WHAT IS EXPECTED - Repeat the entire listing exactly as written.

PROVIDED ENTRIES -
__________________________________________________
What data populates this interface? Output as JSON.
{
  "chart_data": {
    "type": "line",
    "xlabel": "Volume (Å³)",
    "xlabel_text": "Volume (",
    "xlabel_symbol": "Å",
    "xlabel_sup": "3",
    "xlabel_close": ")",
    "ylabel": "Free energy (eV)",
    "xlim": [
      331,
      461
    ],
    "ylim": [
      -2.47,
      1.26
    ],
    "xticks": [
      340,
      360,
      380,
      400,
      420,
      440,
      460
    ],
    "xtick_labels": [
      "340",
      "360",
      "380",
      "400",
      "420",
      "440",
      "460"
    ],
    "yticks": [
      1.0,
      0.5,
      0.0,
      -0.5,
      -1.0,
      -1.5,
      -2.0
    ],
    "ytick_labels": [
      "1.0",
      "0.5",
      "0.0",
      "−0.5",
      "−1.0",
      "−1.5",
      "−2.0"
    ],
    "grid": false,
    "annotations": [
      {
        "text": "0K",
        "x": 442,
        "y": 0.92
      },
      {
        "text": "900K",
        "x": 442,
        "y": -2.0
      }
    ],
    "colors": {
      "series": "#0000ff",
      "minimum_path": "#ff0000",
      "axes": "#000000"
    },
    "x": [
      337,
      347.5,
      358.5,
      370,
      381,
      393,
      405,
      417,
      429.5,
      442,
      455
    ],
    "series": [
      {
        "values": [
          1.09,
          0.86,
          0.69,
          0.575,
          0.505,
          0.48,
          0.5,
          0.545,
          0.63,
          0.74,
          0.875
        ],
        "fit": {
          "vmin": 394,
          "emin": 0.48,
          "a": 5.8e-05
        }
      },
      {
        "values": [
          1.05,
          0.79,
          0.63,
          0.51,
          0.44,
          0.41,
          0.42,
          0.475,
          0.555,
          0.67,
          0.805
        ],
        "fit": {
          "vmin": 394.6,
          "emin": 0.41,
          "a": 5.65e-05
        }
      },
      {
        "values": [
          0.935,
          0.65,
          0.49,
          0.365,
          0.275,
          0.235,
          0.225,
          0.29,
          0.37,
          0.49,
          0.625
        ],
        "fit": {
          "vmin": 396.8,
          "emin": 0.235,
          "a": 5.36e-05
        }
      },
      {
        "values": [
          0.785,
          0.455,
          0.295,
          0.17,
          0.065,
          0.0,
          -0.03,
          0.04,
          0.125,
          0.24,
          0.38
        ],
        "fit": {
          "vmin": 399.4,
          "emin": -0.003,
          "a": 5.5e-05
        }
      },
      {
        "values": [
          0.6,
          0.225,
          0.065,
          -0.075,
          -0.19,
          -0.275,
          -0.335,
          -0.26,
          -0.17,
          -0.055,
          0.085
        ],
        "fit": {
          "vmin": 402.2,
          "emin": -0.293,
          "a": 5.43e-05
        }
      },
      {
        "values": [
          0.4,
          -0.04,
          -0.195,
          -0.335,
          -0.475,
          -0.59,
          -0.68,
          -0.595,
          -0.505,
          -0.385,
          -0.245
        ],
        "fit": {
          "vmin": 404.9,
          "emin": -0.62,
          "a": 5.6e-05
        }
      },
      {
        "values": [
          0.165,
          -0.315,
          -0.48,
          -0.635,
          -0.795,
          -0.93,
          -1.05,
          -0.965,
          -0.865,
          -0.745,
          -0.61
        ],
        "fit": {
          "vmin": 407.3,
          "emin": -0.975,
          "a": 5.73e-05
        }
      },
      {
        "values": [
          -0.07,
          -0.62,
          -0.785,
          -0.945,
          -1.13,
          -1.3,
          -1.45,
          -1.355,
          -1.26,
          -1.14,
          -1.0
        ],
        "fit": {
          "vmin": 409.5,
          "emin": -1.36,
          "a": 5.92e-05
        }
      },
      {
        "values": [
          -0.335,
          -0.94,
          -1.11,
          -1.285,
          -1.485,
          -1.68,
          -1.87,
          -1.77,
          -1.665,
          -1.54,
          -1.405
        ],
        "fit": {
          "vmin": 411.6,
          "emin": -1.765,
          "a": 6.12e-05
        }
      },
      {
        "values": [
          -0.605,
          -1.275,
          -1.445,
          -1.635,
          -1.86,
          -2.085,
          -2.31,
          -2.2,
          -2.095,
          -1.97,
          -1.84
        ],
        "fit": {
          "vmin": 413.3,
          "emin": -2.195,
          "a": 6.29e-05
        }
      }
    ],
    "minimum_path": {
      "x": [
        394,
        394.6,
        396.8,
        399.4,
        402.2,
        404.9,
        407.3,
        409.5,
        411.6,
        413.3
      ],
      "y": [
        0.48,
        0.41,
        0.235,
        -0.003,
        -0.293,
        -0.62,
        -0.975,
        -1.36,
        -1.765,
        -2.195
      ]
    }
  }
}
__________________________________________________
EXERCISE OUTPUT -
What data populates this interface? Output as JSON.
{
  "chart_data": {
    "type": "line",
    "xlabel": "Volume (Å³)",
    "xlabel_text": "Volume (",
    "xlabel_symbol": "Å",
    "xlabel_sup": "3",
    "xlabel_close": ")",
    "ylabel": "Free energy (eV)",
    "xlim": [
      331,
      461
    ],
    "ylim": [
      -2.47,
      1.26
    ],
    "xticks": [
      340,
      360,
      380,
      400,
      420,
      440,
      460
    ],
    "xtick_labels": [
      "340",
      "360",
      "380",
      "400",
      "420",
      "440",
      "460"
    ],
    "yticks": [
      1.0,
      0.5,
      0.0,
      -0.5,
      -1.0,
      -1.5,
      -2.0
    ],
    "ytick_labels": [
      "1.0",
      "0.5",
      "0.0",
      "−0.5",
      "−1.0",
      "−1.5",
      "−2.0"
    ],
    "grid": false,
    "annotations": [
      {
        "text": "0K",
        "x": 442,
        "y": 0.92
      },
      {
        "text": "900K",
        "x": 442,
        "y": -2.0
      }
    ],
    "colors": {
      "series": "#0000ff",
      "minimum_path": "#ff0000",
      "axes": "#000000"
    },
    "x": [
      337,
      347.5,
      358.5,
      370,
      381,
      393,
      405,
      417,
      429.5,
      442,
      455
    ],
    "series": [
      {
        "values": [
          1.09,
          0.86,
          0.69,
          0.575,
          0.505,
          0.48,
          0.5,
          0.545,
          0.63,
          0.74,
          0.875
        ],
        "fit": {
          "vmin": 394,
          "emin": 0.48,
          "a": 5.8e-05
        }
      },
      {
        "values": [
          1.05,
          0.79,
          0.63,
          0.51,
          0.44,
          0.41,
          0.42,
          0.475,
          0.555,
          0.67,
          0.805
        ],
        "fit": {
          "vmin": 394.6,
          "emin": 0.41,
          "a": 5.65e-05
        }
      },
      {
        "values": [
          0.935,
          0.65,
          0.49,
          0.365,
          0.275,
          0.235,
          0.225,
          0.29,
          0.37,
          0.49,
          0.625
        ],
        "fit": {
          "vmin": 396.8,
          "emin": 0.235,
          "a": 5.36e-05
        }
      },
      {
        "values": [
          0.785,
          0.455,
          0.295,
          0.17,
          0.065,
          0.0,
          -0.03,
          0.04,
          0.125,
          0.24,
          0.38
        ],
        "fit": {
          "vmin": 399.4,
          "emin": -0.003,
          "a": 5.5e-05
        }
      },
      {
        "values": [
          0.6,
          0.225,
          0.065,
          -0.075,
          -0.19,
          -0.275,
          -0.335,
          -0.26,
          -0.17,
          -0.055,
          0.085
        ],
        "fit": {
          "vmin": 402.2,
          "emin": -0.293,
          "a": 5.43e-05
        }
      },
      {
        "values": [
          0.4,
          -0.04,
          -0.195,
          -0.335,
          -0.475,
          -0.59,
          -0.68,
          -0.595,
          -0.505,
          -0.385,
          -0.245
        ],
        "fit": {
          "vmin": 404.9,
          "emin": -0.62,
          "a": 5.6e-05
        }
      },
      {
        "values": [
          0.165,
          -0.315,
          -0.48,
          -0.635,
          -0.795,
          -0.93,
          -1.05,
          -0.965,
          -0.865,
          -0.745,
          -0.61
        ],
        "fit": {
          "vmin": 407.3,
          "emin": -0.975,
          "a": 5.73e-05
        }
      },
      {
        "values": [
          -0.07,
          -0.62,
          -0.785,
          -0.945,
          -1.13,
          -1.3,
          -1.45,
          -1.355,
          -1.26,
          -1.14,
          -1.0
        ],
        "fit": {
          "vmin": 409.5,
          "emin": -1.36,
          "a": 5.92e-05
        }
      },
      {
        "values": [
          -0.335,
          -0.94,
          -1.11,
          -1.285,
          -1.485,
          -1.68,
          -1.87,
          -1.77,
          -1.665,
          -1.54,
          -1.405
        ],
        "fit": {
          "vmin": 411.6,
          "emin": -1.765,
          "a": 6.12e-05
        }
      },
      {
        "values": [
          -0.605,
          -1.275,
          -1.445,
          -1.635,
          -1.86,
          -2.085,
          -2.31,
          -2.2,
          -2.095,
          -1.97,
          -1.84
        ],
        "fit": {
          "vmin": 413.3,
          "emin": -2.195,
          "a": 6.29e-05
        }
      }
    ],
    "minimum_path": {
      "x": [
        394,
        394.6,
        396.8,
        399.4,
        402.2,
        404.9,
        407.3,
        409.5,
        411.6,
        413.3
      ],
      "y": [
        0.48,
        0.41,
        0.235,
        -0.003,
        -0.293,
        -0.62,
        -0.975,
        -1.36,
        -1.765,
        -2.195
      ]
    }
  }
}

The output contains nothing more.